## Exercise
Any pictures in the records below should be skipped; write out everything else exactly.

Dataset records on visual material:

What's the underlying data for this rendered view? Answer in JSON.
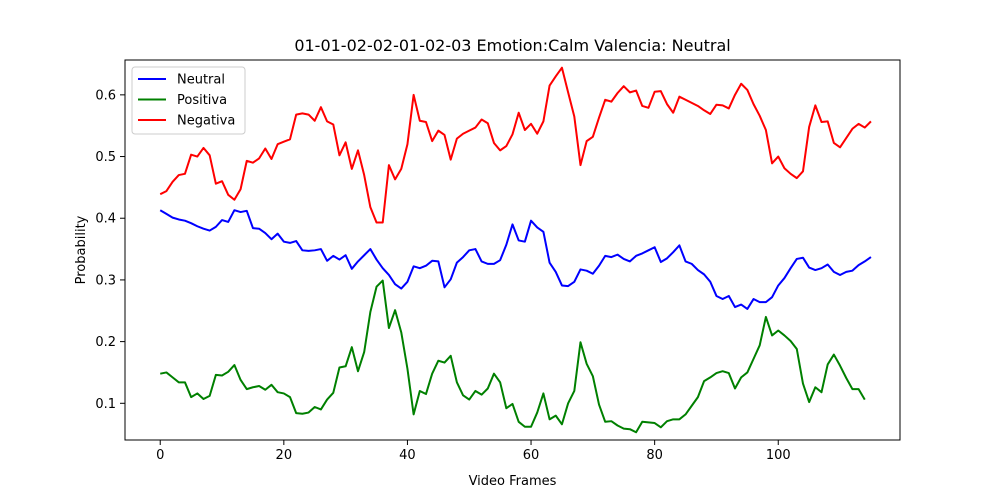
{
  "chart_data": {
    "type": "line",
    "title": "01-01-02-02-01-02-03 Emotion:Calm Valencia: Neutral",
    "xlabel": "Video Frames",
    "ylabel": "Probability",
    "xlim": [
      -5.7,
      119.7
    ],
    "ylim": [
      0.0405,
      0.6565
    ],
    "xticks": [
      0,
      20,
      40,
      60,
      80,
      100
    ],
    "yticks": [
      0.1,
      0.2,
      0.3,
      0.4,
      0.5,
      0.6
    ],
    "ytick_labels": [
      "0.1",
      "0.2",
      "0.3",
      "0.4",
      "0.5",
      "0.6"
    ],
    "legend_position": "upper-left",
    "grid": false,
    "series": [
      {
        "name": "Neutral",
        "color": "#0000ff",
        "values": [
          0.413,
          0.407,
          0.401,
          0.398,
          0.396,
          0.392,
          0.387,
          0.383,
          0.38,
          0.386,
          0.397,
          0.394,
          0.413,
          0.41,
          0.412,
          0.384,
          0.383,
          0.376,
          0.366,
          0.375,
          0.362,
          0.36,
          0.363,
          0.348,
          0.347,
          0.348,
          0.35,
          0.331,
          0.339,
          0.333,
          0.34,
          0.318,
          0.33,
          0.34,
          0.35,
          0.333,
          0.319,
          0.308,
          0.293,
          0.286,
          0.297,
          0.322,
          0.319,
          0.323,
          0.331,
          0.33,
          0.288,
          0.301,
          0.328,
          0.337,
          0.348,
          0.35,
          0.33,
          0.326,
          0.326,
          0.332,
          0.357,
          0.39,
          0.364,
          0.362,
          0.396,
          0.385,
          0.378,
          0.328,
          0.313,
          0.291,
          0.29,
          0.297,
          0.317,
          0.315,
          0.31,
          0.323,
          0.339,
          0.337,
          0.341,
          0.334,
          0.33,
          0.339,
          0.343,
          0.348,
          0.353,
          0.329,
          0.335,
          0.345,
          0.356,
          0.33,
          0.326,
          0.316,
          0.309,
          0.297,
          0.274,
          0.269,
          0.274,
          0.256,
          0.26,
          0.253,
          0.269,
          0.264,
          0.264,
          0.272,
          0.291,
          0.303,
          0.319,
          0.334,
          0.336,
          0.32,
          0.316,
          0.319,
          0.325,
          0.313,
          0.308,
          0.313,
          0.315,
          0.324,
          0.33,
          0.337
        ]
      },
      {
        "name": "Positiva",
        "color": "#008000",
        "values": [
          0.148,
          0.15,
          0.142,
          0.134,
          0.134,
          0.11,
          0.116,
          0.107,
          0.112,
          0.146,
          0.145,
          0.151,
          0.162,
          0.138,
          0.123,
          0.126,
          0.128,
          0.122,
          0.13,
          0.118,
          0.116,
          0.11,
          0.084,
          0.083,
          0.085,
          0.094,
          0.09,
          0.106,
          0.117,
          0.158,
          0.16,
          0.191,
          0.152,
          0.183,
          0.248,
          0.289,
          0.299,
          0.222,
          0.251,
          0.215,
          0.156,
          0.082,
          0.12,
          0.115,
          0.148,
          0.169,
          0.166,
          0.177,
          0.134,
          0.113,
          0.106,
          0.12,
          0.114,
          0.124,
          0.148,
          0.134,
          0.092,
          0.099,
          0.07,
          0.062,
          0.062,
          0.085,
          0.116,
          0.074,
          0.08,
          0.066,
          0.1,
          0.12,
          0.199,
          0.164,
          0.144,
          0.098,
          0.07,
          0.071,
          0.064,
          0.059,
          0.058,
          0.053,
          0.07,
          0.069,
          0.068,
          0.061,
          0.071,
          0.074,
          0.074,
          0.082,
          0.096,
          0.11,
          0.136,
          0.142,
          0.149,
          0.152,
          0.149,
          0.124,
          0.142,
          0.15,
          0.172,
          0.194,
          0.24,
          0.21,
          0.218,
          0.21,
          0.201,
          0.188,
          0.132,
          0.102,
          0.126,
          0.118,
          0.163,
          0.179,
          0.161,
          0.141,
          0.123,
          0.123,
          0.106
        ]
      },
      {
        "name": "Negativa",
        "color": "#ff0000",
        "values": [
          0.439,
          0.444,
          0.459,
          0.47,
          0.472,
          0.503,
          0.5,
          0.514,
          0.502,
          0.456,
          0.46,
          0.438,
          0.43,
          0.447,
          0.493,
          0.49,
          0.497,
          0.513,
          0.496,
          0.52,
          0.524,
          0.528,
          0.568,
          0.57,
          0.568,
          0.558,
          0.58,
          0.557,
          0.552,
          0.502,
          0.523,
          0.48,
          0.51,
          0.47,
          0.418,
          0.393,
          0.393,
          0.486,
          0.463,
          0.48,
          0.52,
          0.6,
          0.558,
          0.556,
          0.525,
          0.542,
          0.535,
          0.495,
          0.529,
          0.537,
          0.542,
          0.547,
          0.56,
          0.554,
          0.522,
          0.51,
          0.517,
          0.536,
          0.571,
          0.543,
          0.553,
          0.537,
          0.557,
          0.615,
          0.63,
          0.644,
          0.604,
          0.565,
          0.486,
          0.525,
          0.532,
          0.563,
          0.592,
          0.589,
          0.603,
          0.614,
          0.604,
          0.607,
          0.582,
          0.579,
          0.605,
          0.606,
          0.585,
          0.571,
          0.597,
          0.592,
          0.587,
          0.582,
          0.575,
          0.569,
          0.584,
          0.583,
          0.578,
          0.6,
          0.618,
          0.608,
          0.585,
          0.566,
          0.543,
          0.489,
          0.5,
          0.481,
          0.472,
          0.465,
          0.476,
          0.548,
          0.583,
          0.556,
          0.557,
          0.522,
          0.515,
          0.53,
          0.545,
          0.553,
          0.547,
          0.557
        ]
      }
    ]
  }
}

## Full solution
What's the underlying data for this rendered view? Answer in JSON.
{
  "chart_data": {
    "type": "line",
    "title": "01-01-02-02-01-02-03 Emotion:Calm Valencia: Neutral",
    "xlabel": "Video Frames",
    "ylabel": "Probability",
    "xlim": [
      -5.7,
      119.7
    ],
    "ylim": [
      0.0405,
      0.6565
    ],
    "xticks": [
      0,
      20,
      40,
      60,
      80,
      100
    ],
    "yticks": [
      0.1,
      0.2,
      0.3,
      0.4,
      0.5,
      0.6
    ],
    "ytick_labels": [
      "0.1",
      "0.2",
      "0.3",
      "0.4",
      "0.5",
      "0.6"
    ],
    "legend_position": "upper-left",
    "grid": false,
    "series": [
      {
        "name": "Neutral",
        "color": "#0000ff",
        "values": [
          0.413,
          0.407,
          0.401,
          0.398,
          0.396,
          0.392,
          0.387,
          0.383,
          0.38,
          0.386,
          0.397,
          0.394,
          0.413,
          0.41,
          0.412,
          0.384,
          0.383,
          0.376,
          0.366,
          0.375,
          0.362,
          0.36,
          0.363,
          0.348,
          0.347,
          0.348,
          0.35,
          0.331,
          0.339,
          0.333,
          0.34,
          0.318,
          0.33,
          0.34,
          0.35,
          0.333,
          0.319,
          0.308,
          0.293,
          0.286,
          0.297,
          0.322,
          0.319,
          0.323,
          0.331,
          0.33,
          0.288,
          0.301,
          0.328,
          0.337,
          0.348,
          0.35,
          0.33,
          0.326,
          0.326,
          0.332,
          0.357,
          0.39,
          0.364,
          0.362,
          0.396,
          0.385,
          0.378,
          0.328,
          0.313,
          0.291,
          0.29,
          0.297,
          0.317,
          0.315,
          0.31,
          0.323,
          0.339,
          0.337,
          0.341,
          0.334,
          0.33,
          0.339,
          0.343,
          0.348,
          0.353,
          0.329,
          0.335,
          0.345,
          0.356,
          0.33,
          0.326,
          0.316,
          0.309,
          0.297,
          0.274,
          0.269,
          0.274,
          0.256,
          0.26,
          0.253,
          0.269,
          0.264,
          0.264,
          0.272,
          0.291,
          0.303,
          0.319,
          0.334,
          0.336,
          0.32,
          0.316,
          0.319,
          0.325,
          0.313,
          0.308,
          0.313,
          0.315,
          0.324,
          0.33,
          0.337
        ]
      },
      {
        "name": "Positiva",
        "color": "#008000",
        "values": [
          0.148,
          0.15,
          0.142,
          0.134,
          0.134,
          0.11,
          0.116,
          0.107,
          0.112,
          0.146,
          0.145,
          0.151,
          0.162,
          0.138,
          0.123,
          0.126,
          0.128,
          0.122,
          0.13,
          0.118,
          0.116,
          0.11,
          0.084,
          0.083,
          0.085,
          0.094,
          0.09,
          0.106,
          0.117,
          0.158,
          0.16,
          0.191,
          0.152,
          0.183,
          0.248,
          0.289,
          0.299,
          0.222,
          0.251,
          0.215,
          0.156,
          0.082,
          0.12,
          0.115,
          0.148,
          0.169,
          0.166,
          0.177,
          0.134,
          0.113,
          0.106,
          0.12,
          0.114,
          0.124,
          0.148,
          0.134,
          0.092,
          0.099,
          0.07,
          0.062,
          0.062,
          0.085,
          0.116,
          0.074,
          0.08,
          0.066,
          0.1,
          0.12,
          0.199,
          0.164,
          0.144,
          0.098,
          0.07,
          0.071,
          0.064,
          0.059,
          0.058,
          0.053,
          0.07,
          0.069,
          0.068,
          0.061,
          0.071,
          0.074,
          0.074,
          0.082,
          0.096,
          0.11,
          0.136,
          0.142,
          0.149,
          0.152,
          0.149,
          0.124,
          0.142,
          0.15,
          0.172,
          0.194,
          0.24,
          0.21,
          0.218,
          0.21,
          0.201,
          0.188,
          0.132,
          0.102,
          0.126,
          0.118,
          0.163,
          0.179,
          0.161,
          0.141,
          0.123,
          0.123,
          0.106
        ]
      },
      {
        "name": "Negativa",
        "color": "#ff0000",
        "values": [
          0.439,
          0.444,
          0.459,
          0.47,
          0.472,
          0.503,
          0.5,
          0.514,
          0.502,
          0.456,
          0.46,
          0.438,
          0.43,
          0.447,
          0.493,
          0.49,
          0.497,
          0.513,
          0.496,
          0.52,
          0.524,
          0.528,
          0.568,
          0.57,
          0.568,
          0.558,
          0.58,
          0.557,
          0.552,
          0.502,
          0.523,
          0.48,
          0.51,
          0.47,
          0.418,
          0.393,
          0.393,
          0.486,
          0.463,
          0.48,
          0.52,
          0.6,
          0.558,
          0.556,
          0.525,
          0.542,
          0.535,
          0.495,
          0.529,
          0.537,
          0.542,
          0.547,
          0.56,
          0.554,
          0.522,
          0.51,
          0.517,
          0.536,
          0.571,
          0.543,
          0.553,
          0.537,
          0.557,
          0.615,
          0.63,
          0.644,
          0.604,
          0.565,
          0.486,
          0.525,
          0.532,
          0.563,
          0.592,
          0.589,
          0.603,
          0.614,
          0.604,
          0.607,
          0.582,
          0.579,
          0.605,
          0.606,
          0.585,
          0.571,
          0.597,
          0.592,
          0.587,
          0.582,
          0.575,
          0.569,
          0.584,
          0.583,
          0.578,
          0.6,
          0.618,
          0.608,
          0.585,
          0.566,
          0.543,
          0.489,
          0.5,
          0.481,
          0.472,
          0.465,
          0.476,
          0.548,
          0.583,
          0.556,
          0.557,
          0.522,
          0.515,
          0.53,
          0.545,
          0.553,
          0.547,
          0.557
        ]
      }
    ]
  }
}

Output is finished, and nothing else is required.